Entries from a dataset
···

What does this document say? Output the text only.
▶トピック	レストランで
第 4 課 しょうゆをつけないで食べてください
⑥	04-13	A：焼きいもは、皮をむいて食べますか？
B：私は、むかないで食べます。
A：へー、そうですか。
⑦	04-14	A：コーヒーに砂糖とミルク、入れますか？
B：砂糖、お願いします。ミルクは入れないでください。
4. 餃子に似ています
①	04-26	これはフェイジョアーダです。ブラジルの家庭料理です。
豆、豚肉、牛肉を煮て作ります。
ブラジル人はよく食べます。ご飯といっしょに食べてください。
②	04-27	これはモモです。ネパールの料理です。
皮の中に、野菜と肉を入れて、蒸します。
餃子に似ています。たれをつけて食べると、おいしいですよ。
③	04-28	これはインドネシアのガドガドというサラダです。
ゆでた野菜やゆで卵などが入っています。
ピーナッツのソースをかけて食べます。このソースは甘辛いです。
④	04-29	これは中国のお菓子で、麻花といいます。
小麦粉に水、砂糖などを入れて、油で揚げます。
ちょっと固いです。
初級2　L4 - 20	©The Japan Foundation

···

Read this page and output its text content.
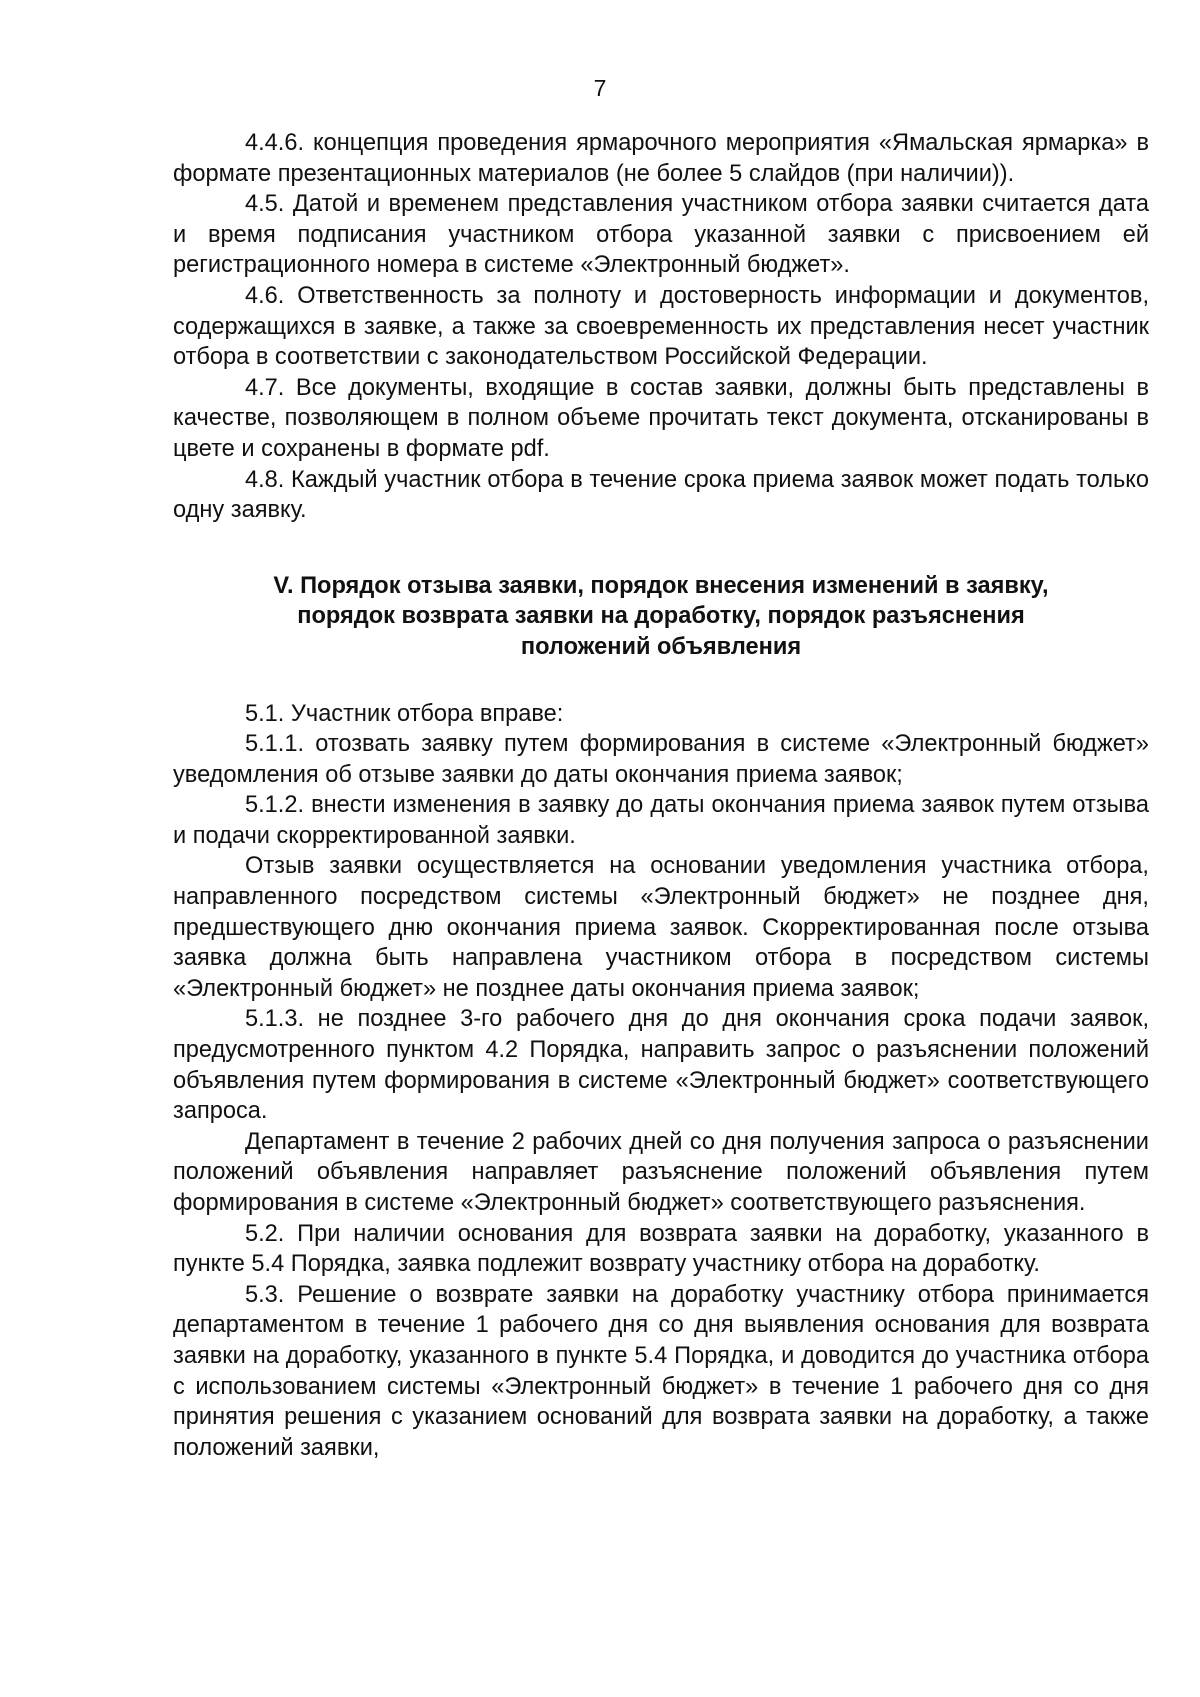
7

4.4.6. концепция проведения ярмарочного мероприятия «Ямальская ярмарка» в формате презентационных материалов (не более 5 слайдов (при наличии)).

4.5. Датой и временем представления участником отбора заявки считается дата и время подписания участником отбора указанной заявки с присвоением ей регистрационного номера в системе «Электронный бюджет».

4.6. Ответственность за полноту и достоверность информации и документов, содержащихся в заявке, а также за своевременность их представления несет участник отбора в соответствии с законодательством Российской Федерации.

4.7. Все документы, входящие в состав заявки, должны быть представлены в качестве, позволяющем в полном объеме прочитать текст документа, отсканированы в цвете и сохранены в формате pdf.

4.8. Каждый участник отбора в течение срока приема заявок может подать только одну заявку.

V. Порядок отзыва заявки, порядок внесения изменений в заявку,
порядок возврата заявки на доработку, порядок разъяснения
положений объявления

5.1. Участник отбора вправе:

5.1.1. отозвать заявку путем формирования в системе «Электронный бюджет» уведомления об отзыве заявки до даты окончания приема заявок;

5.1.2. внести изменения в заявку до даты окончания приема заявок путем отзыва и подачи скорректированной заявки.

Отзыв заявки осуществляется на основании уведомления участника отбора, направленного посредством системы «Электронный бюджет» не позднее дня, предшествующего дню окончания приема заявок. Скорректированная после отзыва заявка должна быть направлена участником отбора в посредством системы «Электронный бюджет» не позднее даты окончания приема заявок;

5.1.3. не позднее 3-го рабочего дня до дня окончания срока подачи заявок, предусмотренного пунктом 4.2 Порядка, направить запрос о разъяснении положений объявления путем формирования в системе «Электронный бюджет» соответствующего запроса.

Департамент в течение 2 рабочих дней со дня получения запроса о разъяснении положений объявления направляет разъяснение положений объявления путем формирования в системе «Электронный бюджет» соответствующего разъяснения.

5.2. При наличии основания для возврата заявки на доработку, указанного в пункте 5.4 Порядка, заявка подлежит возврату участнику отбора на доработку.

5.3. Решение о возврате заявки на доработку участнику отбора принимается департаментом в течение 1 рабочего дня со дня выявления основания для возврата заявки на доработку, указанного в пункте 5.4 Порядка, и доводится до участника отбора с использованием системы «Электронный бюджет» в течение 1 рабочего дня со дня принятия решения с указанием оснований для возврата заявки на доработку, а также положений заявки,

···

THE REQUEST
Find the word "餃子に似ています" and list each line it appears in.

FULL OUTPUT
4. 餃子に似ています
餃子に似ています。たれをつけて食べると、おいしいですよ。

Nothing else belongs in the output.